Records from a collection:
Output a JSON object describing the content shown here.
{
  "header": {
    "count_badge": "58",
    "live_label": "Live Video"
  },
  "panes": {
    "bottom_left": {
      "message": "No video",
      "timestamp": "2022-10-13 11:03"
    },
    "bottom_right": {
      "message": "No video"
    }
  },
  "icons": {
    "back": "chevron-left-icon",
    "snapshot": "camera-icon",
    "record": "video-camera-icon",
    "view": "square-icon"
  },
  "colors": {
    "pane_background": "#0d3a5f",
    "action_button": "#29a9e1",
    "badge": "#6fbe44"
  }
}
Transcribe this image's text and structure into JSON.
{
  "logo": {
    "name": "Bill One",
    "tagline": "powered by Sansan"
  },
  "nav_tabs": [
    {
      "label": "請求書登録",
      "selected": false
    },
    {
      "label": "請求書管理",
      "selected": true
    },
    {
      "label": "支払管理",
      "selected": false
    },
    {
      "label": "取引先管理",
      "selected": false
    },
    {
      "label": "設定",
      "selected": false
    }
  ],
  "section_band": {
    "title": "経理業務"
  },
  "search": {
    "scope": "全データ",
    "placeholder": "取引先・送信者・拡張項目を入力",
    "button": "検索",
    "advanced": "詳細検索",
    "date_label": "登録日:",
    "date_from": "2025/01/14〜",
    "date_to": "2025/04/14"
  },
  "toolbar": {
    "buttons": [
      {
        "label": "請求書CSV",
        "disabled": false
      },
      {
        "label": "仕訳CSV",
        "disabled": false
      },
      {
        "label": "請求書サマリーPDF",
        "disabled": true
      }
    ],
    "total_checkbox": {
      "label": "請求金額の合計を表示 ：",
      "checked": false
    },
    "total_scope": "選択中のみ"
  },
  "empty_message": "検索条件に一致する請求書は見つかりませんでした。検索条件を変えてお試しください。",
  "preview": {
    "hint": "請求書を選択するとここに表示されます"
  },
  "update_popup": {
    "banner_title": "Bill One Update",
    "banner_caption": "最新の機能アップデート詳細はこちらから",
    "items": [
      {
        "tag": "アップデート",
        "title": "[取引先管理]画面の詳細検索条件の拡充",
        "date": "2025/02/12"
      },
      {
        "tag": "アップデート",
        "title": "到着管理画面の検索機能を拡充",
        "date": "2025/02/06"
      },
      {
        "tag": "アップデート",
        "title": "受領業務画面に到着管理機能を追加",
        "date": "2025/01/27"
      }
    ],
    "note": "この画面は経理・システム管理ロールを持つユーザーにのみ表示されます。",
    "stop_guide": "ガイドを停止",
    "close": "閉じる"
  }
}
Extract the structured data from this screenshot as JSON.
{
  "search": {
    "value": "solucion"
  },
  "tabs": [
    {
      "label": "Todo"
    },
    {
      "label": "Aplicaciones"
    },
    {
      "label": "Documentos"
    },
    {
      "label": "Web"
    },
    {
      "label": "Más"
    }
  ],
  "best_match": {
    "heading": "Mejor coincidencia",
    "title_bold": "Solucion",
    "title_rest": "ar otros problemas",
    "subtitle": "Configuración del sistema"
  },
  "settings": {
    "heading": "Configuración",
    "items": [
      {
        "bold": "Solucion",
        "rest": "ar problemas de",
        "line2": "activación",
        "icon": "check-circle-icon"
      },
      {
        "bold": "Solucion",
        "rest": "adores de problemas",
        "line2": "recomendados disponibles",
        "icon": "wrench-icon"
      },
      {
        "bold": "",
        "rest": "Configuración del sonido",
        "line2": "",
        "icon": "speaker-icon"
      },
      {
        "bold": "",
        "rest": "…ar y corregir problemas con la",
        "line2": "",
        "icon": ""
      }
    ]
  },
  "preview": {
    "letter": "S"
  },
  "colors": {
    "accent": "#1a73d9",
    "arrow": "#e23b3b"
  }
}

- _Set problem_
Repeat the data above, word for word.

- _Exercise solution_
Output a JSON object describing the content shown here.
{
  "header": {
    "count_badge": "58",
    "live_label": "Live Video"
  },
  "panes": {
    "bottom_left": {
      "message": "No video",
      "timestamp": "2022-10-13 11:03"
    },
    "bottom_right": {
      "message": "No video"
    }
  },
  "icons": {
    "back": "chevron-left-icon",
    "snapshot": "camera-icon",
    "record": "video-camera-icon",
    "view": "square-icon"
  },
  "colors": {
    "pane_background": "#0d3a5f",
    "action_button": "#29a9e1",
    "badge": "#6fbe44"
  }
}
Transcribe this image's text and structure into JSON.
{
  "logo": {
    "name": "Bill One",
    "tagline": "powered by Sansan"
  },
  "nav_tabs": [
    {
      "label": "請求書登録",
      "selected": false
    },
    {
      "label": "請求書管理",
      "selected": true
    },
    {
      "label": "支払管理",
      "selected": false
    },
    {
      "label": "取引先管理",
      "selected": false
    },
    {
      "label": "設定",
      "selected": false
    }
  ],
  "section_band": {
    "title": "経理業務"
  },
  "search": {
    "scope": "全データ",
    "placeholder": "取引先・送信者・拡張項目を入力",
    "button": "検索",
    "advanced": "詳細検索",
    "date_label": "登録日:",
    "date_from": "2025/01/14〜",
    "date_to": "2025/04/14"
  },
  "toolbar": {
    "buttons": [
      {
        "label": "請求書CSV",
        "disabled": false
      },
      {
        "label": "仕訳CSV",
        "disabled": false
      },
      {
        "label": "請求書サマリーPDF",
        "disabled": true
      }
    ],
    "total_checkbox": {
      "label": "請求金額の合計を表示 ：",
      "checked": false
    },
    "total_scope": "選択中のみ"
  },
  "empty_message": "検索条件に一致する請求書は見つかりませんでした。検索条件を変えてお試しください。",
  "preview": {
    "hint": "請求書を選択するとここに表示されます"
  },
  "update_popup": {
    "banner_title": "Bill One Update",
    "banner_caption": "最新の機能アップデート詳細はこちらから",
    "items": [
      {
        "tag": "アップデート",
        "title": "[取引先管理]画面の詳細検索条件の拡充",
        "date": "2025/02/12"
      },
      {
        "tag": "アップデート",
        "title": "到着管理画面の検索機能を拡充",
        "date": "2025/02/06"
      },
      {
        "tag": "アップデート",
        "title": "受領業務画面に到着管理機能を追加",
        "date": "2025/01/27"
      }
    ],
    "note": "この画面は経理・システム管理ロールを持つユーザーにのみ表示されます。",
    "stop_guide": "ガイドを停止",
    "close": "閉じる"
  }
}
Extract the structured data from this screenshot as JSON.
{
  "search": {
    "value": "solucion"
  },
  "tabs": [
    {
      "label": "Todo"
    },
    {
      "label": "Aplicaciones"
    },
    {
      "label": "Documentos"
    },
    {
      "label": "Web"
    },
    {
      "label": "Más"
    }
  ],
  "best_match": {
    "heading": "Mejor coincidencia",
    "title_bold": "Solucion",
    "title_rest": "ar otros problemas",
    "subtitle": "Configuración del sistema"
  },
  "settings": {
    "heading": "Configuración",
    "items": [
      {
        "bold": "Solucion",
        "rest": "ar problemas de",
        "line2": "activación",
        "icon": "check-circle-icon"
      },
      {
        "bold": "Solucion",
        "rest": "adores de problemas",
        "line2": "recomendados disponibles",
        "icon": "wrench-icon"
      },
      {
        "bold": "",
        "rest": "Configuración del sonido",
        "line2": "",
        "icon": "speaker-icon"
      },
      {
        "bold": "",
        "rest": "…ar y corregir problemas con la",
        "line2": "",
        "icon": ""
      }
    ]
  },
  "preview": {
    "letter": "S"
  },
  "colors": {
    "accent": "#1a73d9",
    "arrow": "#e23b3b"
  }
}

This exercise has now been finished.